DIRECTION: Copy every line from the records below that holds the word "rosell".

------------------------------

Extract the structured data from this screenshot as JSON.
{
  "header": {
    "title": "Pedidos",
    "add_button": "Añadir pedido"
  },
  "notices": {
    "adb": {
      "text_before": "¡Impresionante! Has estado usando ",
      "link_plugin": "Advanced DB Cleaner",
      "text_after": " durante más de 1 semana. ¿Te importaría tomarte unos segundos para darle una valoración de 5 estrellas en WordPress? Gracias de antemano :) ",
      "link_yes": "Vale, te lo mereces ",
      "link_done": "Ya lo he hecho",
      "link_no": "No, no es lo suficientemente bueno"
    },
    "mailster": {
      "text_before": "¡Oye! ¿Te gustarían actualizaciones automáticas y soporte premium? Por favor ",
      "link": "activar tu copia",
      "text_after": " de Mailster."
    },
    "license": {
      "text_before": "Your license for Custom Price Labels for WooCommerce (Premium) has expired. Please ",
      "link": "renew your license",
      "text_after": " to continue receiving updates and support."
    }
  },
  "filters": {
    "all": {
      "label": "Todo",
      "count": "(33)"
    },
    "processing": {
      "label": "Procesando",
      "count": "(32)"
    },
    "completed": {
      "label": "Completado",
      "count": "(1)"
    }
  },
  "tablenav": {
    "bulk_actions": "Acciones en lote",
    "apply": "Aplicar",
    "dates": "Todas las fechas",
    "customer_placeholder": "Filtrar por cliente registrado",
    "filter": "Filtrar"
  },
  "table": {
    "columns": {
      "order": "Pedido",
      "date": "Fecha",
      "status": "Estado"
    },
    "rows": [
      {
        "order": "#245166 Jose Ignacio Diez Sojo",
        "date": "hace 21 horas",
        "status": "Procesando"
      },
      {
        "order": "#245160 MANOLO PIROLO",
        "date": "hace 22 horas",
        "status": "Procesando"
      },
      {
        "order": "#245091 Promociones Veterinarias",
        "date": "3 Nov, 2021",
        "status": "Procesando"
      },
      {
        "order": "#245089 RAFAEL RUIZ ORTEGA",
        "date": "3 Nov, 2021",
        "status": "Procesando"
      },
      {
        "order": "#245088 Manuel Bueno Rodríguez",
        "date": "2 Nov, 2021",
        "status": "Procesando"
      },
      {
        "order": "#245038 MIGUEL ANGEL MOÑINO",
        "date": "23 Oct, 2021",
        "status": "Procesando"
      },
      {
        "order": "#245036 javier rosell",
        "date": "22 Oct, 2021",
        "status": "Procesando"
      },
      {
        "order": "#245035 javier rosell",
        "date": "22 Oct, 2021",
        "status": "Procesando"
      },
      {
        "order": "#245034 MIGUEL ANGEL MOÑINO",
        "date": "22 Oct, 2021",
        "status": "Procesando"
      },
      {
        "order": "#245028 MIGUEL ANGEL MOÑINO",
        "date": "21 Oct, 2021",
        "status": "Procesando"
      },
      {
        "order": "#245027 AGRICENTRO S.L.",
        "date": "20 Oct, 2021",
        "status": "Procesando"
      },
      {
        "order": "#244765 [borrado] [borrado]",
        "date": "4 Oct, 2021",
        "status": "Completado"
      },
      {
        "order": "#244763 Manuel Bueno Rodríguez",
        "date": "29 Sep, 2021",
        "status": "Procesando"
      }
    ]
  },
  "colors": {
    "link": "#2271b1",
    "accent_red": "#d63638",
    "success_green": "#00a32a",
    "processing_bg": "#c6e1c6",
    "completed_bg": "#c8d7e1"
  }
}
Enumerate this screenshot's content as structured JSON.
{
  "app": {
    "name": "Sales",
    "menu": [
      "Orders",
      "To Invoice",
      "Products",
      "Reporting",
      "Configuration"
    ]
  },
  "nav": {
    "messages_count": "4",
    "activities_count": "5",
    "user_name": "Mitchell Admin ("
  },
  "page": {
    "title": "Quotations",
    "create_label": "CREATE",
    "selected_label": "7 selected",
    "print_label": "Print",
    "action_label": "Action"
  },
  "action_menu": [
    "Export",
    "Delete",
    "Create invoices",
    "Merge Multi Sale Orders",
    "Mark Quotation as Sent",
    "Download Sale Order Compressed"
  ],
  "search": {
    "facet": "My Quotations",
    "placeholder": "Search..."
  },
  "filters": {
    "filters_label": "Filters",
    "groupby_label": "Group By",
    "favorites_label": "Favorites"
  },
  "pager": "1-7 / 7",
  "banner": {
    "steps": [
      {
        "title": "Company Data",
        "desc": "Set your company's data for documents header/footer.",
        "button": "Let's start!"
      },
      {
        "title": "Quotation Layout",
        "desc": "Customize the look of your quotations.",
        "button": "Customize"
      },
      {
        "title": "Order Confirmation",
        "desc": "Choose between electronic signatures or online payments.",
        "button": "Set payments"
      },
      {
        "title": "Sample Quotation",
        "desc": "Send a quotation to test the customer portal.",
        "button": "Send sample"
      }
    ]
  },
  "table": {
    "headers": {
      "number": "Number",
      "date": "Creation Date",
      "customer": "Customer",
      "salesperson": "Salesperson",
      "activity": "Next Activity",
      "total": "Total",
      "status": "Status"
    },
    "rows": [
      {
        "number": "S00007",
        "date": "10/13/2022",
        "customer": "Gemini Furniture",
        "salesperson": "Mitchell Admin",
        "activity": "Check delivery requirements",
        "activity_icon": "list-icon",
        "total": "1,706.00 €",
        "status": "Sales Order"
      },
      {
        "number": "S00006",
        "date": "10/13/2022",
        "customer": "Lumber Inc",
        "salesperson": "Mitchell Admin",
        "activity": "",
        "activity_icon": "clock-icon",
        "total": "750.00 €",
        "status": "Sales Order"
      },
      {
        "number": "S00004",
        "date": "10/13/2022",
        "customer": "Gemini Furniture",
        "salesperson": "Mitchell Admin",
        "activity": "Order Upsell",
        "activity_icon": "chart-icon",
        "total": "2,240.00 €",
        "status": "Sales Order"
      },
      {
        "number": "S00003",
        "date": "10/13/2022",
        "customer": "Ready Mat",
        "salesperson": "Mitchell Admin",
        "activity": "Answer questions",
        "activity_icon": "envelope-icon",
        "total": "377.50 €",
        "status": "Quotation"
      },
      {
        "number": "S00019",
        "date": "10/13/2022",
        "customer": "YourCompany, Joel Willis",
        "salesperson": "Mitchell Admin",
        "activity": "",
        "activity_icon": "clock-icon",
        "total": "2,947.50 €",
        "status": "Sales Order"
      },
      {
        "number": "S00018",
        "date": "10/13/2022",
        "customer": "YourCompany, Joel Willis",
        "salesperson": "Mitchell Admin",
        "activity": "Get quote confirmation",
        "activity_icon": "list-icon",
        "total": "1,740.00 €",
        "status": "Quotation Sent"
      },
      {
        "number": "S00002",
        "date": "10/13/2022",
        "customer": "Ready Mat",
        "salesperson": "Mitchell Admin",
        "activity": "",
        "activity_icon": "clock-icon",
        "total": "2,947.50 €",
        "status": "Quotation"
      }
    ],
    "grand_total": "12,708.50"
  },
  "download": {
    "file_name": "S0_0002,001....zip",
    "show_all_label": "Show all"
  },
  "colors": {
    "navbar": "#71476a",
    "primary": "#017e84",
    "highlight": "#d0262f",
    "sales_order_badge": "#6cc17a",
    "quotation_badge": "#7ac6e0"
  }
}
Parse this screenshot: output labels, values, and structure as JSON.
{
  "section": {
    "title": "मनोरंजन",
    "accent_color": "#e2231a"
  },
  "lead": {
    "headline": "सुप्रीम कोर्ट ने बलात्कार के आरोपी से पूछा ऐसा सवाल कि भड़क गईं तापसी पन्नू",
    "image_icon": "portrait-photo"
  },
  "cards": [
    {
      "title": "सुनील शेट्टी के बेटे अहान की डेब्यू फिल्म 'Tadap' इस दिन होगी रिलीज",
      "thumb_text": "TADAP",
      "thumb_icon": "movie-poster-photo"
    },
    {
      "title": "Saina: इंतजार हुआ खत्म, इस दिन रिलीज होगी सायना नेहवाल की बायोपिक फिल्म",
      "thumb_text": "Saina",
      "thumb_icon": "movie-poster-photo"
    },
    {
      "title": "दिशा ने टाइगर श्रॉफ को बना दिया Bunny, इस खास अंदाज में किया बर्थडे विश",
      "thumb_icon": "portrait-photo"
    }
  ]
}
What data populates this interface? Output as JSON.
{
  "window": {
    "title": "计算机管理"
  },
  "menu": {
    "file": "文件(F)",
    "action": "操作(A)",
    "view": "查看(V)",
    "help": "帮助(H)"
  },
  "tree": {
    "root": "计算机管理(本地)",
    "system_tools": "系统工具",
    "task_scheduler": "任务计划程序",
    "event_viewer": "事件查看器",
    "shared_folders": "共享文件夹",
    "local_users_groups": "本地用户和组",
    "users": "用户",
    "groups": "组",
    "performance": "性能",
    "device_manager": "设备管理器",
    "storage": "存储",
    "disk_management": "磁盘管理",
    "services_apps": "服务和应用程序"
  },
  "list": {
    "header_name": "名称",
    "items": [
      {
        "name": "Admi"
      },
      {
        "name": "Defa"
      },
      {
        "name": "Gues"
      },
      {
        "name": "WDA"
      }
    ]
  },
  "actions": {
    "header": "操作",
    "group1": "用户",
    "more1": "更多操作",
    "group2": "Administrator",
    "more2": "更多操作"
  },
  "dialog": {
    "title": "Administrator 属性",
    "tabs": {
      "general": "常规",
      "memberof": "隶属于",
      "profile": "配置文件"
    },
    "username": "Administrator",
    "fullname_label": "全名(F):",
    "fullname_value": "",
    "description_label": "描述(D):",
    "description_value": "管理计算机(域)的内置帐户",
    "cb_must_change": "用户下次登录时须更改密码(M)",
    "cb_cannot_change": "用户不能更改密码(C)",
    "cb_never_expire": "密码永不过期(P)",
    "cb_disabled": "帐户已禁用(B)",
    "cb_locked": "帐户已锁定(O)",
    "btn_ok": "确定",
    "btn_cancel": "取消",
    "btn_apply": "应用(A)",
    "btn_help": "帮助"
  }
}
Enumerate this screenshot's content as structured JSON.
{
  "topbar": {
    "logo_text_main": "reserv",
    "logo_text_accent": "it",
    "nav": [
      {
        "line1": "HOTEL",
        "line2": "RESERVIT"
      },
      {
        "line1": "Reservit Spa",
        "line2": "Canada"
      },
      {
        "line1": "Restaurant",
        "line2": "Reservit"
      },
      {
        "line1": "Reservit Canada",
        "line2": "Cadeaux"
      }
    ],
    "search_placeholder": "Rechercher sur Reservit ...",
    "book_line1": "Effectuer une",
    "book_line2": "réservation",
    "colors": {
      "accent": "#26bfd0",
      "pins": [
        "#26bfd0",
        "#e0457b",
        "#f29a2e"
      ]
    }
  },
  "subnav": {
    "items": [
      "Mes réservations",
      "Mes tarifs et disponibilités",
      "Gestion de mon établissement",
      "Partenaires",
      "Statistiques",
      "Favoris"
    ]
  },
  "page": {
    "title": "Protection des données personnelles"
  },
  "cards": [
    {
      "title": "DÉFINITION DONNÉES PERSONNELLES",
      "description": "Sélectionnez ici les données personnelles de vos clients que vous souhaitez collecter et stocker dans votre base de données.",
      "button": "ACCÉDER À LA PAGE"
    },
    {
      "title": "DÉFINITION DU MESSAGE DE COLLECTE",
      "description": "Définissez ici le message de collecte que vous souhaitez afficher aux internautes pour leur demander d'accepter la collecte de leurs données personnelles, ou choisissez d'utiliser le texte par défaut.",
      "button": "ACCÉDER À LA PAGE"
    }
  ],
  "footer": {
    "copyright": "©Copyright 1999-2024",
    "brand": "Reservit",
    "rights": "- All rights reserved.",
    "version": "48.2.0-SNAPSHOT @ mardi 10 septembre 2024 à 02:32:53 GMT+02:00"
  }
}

------------------------------

EXERCISE OUTPUT:
        "order": "#245036 javier rosell",
        "order": "#245035 javier rosell",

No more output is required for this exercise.